▶ **Set problem**
Where a line contains the word "Examinations", copy that line in full.

▶ **Exercise inputs**
....

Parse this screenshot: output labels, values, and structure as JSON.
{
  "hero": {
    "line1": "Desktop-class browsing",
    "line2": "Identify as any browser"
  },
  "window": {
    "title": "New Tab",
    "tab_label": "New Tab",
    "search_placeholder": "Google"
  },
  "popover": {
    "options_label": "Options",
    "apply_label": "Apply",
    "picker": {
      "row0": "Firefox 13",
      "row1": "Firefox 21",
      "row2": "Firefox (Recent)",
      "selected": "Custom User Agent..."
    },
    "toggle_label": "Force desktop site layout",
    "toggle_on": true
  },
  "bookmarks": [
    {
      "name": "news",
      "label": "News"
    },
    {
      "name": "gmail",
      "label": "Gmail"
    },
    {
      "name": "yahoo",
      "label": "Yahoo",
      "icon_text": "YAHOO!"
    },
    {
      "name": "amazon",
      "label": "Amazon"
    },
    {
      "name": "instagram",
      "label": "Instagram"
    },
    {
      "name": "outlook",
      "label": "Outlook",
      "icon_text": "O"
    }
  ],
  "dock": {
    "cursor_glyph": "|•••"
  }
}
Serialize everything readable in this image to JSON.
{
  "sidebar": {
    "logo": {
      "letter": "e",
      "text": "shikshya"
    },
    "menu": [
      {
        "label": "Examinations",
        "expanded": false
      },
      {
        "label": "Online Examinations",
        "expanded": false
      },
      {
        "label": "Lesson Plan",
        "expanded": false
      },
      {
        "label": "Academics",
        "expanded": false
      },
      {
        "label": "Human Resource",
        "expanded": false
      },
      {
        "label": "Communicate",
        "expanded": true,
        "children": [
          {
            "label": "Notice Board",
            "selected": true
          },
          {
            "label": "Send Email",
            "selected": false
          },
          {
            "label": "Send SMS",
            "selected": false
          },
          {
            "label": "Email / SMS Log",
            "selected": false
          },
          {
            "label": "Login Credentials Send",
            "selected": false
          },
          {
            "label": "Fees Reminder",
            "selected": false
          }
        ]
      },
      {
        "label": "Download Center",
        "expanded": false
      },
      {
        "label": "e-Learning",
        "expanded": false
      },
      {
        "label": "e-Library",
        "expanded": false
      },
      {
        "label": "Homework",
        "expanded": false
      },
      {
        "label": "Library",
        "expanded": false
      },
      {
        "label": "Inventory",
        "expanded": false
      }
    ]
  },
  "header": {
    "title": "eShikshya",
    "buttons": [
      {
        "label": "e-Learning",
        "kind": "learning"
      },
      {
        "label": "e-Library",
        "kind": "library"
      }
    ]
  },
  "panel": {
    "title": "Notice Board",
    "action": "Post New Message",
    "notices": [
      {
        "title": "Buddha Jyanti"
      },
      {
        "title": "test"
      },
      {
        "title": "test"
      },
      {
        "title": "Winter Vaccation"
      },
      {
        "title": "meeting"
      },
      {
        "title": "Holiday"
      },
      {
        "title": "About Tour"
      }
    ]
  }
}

....

▶ **The reply**
        "label": "Examinations",
        "label": "Online Examinations",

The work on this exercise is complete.